■ What to work on
In the entries below, count the lines holding "outside". Reply with the number only.

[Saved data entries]
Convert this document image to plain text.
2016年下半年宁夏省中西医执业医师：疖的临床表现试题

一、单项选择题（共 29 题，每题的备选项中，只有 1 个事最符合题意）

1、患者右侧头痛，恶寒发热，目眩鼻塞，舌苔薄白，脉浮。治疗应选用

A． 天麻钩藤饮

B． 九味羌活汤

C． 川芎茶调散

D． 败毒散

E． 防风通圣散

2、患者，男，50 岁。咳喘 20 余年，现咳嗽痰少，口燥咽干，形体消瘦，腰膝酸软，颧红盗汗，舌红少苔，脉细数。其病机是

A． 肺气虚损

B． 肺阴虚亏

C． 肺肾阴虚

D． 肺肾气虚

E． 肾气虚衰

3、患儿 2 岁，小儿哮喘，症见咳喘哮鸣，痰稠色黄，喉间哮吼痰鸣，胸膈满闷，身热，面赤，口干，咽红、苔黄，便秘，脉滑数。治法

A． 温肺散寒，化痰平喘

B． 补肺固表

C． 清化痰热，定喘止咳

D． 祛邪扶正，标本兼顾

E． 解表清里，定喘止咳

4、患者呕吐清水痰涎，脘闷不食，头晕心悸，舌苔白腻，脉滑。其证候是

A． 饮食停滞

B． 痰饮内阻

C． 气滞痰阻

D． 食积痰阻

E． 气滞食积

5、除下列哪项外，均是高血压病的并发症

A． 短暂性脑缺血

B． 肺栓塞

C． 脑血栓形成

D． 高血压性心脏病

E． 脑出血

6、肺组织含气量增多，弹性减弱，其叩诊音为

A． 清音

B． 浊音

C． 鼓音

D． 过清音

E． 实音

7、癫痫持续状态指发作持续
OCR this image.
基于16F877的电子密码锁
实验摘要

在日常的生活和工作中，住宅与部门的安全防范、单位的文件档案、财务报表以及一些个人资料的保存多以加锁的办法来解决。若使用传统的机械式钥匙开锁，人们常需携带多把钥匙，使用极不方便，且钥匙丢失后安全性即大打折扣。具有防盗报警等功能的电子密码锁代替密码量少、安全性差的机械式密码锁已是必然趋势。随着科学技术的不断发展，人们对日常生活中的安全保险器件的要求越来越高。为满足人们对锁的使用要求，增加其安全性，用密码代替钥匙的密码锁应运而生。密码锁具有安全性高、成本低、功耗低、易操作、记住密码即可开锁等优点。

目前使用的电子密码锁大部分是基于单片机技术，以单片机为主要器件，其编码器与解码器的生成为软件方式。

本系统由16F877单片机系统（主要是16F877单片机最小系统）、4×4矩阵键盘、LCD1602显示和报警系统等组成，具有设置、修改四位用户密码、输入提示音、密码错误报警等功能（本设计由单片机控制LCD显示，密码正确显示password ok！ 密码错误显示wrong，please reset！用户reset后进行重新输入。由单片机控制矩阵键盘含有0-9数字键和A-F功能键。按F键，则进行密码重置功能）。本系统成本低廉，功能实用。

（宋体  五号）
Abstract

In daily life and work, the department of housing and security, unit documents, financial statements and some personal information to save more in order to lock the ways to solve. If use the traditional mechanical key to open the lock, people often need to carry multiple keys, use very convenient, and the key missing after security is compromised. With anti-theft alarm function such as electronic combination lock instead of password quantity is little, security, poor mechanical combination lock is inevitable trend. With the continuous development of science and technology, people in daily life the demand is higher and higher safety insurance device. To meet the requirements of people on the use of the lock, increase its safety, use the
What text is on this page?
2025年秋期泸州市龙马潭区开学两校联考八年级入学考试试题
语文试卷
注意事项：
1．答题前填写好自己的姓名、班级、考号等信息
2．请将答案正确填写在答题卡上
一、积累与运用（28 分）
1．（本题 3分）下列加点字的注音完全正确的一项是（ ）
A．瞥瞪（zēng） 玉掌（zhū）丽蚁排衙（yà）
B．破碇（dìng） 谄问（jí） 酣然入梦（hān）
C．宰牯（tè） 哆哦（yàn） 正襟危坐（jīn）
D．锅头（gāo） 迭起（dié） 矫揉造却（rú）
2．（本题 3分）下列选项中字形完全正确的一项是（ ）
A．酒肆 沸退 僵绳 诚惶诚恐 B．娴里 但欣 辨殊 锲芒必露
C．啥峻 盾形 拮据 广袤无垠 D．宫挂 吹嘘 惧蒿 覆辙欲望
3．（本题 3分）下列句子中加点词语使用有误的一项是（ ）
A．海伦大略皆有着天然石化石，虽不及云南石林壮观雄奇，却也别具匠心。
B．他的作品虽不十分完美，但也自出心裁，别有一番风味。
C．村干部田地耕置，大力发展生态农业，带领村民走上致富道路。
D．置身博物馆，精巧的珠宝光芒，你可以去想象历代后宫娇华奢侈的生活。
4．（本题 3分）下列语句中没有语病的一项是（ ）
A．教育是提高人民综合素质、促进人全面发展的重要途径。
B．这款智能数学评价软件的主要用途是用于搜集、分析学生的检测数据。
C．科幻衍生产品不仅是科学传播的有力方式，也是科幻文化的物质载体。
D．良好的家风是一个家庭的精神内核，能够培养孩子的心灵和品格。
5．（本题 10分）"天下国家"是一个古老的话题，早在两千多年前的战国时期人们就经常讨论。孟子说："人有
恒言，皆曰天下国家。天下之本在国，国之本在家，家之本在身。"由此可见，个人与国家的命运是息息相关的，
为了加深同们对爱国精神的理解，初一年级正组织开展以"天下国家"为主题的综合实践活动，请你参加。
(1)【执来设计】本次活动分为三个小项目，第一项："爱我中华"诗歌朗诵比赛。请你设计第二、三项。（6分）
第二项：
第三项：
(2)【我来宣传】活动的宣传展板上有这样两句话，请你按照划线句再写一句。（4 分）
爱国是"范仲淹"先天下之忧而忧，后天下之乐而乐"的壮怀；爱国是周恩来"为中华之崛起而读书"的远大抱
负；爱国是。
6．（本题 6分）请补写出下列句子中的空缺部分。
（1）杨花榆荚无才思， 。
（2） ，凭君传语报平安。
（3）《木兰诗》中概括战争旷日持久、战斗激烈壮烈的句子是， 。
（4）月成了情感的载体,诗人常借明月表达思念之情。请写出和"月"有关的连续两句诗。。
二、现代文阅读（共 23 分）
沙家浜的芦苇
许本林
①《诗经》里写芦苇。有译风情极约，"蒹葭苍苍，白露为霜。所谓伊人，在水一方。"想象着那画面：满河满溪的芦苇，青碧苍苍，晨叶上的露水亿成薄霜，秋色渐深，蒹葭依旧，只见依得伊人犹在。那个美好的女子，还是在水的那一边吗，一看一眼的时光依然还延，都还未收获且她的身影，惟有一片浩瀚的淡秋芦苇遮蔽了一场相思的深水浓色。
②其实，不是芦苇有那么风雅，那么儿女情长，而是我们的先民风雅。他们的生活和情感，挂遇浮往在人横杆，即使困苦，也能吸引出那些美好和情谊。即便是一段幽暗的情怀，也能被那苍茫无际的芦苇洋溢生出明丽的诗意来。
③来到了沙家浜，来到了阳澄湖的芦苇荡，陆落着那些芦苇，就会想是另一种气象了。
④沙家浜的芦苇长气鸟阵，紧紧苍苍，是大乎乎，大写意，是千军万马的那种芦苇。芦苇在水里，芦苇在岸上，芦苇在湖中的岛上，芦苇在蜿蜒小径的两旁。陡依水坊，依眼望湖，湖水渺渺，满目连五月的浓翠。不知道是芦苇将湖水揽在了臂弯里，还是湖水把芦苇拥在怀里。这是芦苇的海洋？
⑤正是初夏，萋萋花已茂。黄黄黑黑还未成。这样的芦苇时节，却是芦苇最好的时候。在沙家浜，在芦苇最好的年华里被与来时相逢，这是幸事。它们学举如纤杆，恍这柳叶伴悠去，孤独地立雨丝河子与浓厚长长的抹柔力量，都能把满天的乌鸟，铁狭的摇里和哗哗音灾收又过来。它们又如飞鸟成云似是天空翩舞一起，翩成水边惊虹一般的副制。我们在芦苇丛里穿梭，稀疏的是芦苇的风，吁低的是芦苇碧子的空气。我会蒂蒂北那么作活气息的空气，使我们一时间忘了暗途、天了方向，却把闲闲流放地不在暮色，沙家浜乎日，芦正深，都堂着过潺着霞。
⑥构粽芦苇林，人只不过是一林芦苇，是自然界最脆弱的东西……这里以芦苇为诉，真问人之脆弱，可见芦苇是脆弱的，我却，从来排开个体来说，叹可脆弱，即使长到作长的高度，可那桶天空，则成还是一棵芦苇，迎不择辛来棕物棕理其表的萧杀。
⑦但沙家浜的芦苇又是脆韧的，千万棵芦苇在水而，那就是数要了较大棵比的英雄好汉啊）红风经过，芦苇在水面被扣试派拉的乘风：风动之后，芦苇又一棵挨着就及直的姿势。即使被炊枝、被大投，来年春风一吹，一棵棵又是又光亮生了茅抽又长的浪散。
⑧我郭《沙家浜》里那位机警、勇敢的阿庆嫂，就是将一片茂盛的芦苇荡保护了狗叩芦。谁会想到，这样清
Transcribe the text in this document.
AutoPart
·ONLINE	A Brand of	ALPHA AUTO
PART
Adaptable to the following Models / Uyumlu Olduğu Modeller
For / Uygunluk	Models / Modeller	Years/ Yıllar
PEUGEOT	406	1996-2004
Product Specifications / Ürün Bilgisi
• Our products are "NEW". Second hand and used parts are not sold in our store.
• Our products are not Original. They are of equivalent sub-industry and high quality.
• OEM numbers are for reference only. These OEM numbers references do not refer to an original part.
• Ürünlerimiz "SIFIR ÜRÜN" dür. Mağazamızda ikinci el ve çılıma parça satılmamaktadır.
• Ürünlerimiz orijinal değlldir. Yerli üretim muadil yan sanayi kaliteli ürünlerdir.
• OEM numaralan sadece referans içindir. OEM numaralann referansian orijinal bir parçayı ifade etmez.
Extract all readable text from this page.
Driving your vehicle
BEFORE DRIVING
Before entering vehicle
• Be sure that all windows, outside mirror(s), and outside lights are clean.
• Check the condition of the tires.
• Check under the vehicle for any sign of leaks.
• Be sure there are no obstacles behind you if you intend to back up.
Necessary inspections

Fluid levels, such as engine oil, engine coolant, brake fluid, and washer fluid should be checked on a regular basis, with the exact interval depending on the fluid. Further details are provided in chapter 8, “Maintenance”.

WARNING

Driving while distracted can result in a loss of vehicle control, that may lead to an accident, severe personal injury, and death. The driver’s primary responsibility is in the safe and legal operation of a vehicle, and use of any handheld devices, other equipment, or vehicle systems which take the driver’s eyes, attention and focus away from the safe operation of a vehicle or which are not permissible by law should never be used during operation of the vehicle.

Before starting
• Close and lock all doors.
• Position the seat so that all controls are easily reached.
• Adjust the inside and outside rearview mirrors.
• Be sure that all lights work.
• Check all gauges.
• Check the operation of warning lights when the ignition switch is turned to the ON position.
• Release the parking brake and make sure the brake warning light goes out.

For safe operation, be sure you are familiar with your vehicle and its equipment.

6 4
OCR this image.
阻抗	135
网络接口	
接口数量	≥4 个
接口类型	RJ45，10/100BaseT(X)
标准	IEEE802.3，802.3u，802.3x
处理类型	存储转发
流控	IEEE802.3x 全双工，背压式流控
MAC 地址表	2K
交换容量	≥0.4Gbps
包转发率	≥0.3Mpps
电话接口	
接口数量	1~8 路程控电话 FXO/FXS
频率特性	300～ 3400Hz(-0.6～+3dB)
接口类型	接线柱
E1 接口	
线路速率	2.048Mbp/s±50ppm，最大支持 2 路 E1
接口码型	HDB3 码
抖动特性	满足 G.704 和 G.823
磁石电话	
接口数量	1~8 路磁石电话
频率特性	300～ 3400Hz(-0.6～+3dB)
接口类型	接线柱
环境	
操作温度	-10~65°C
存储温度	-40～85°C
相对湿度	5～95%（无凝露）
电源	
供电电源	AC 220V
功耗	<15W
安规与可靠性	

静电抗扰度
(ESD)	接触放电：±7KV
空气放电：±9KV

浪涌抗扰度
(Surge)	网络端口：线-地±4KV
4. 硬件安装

■ Written response
2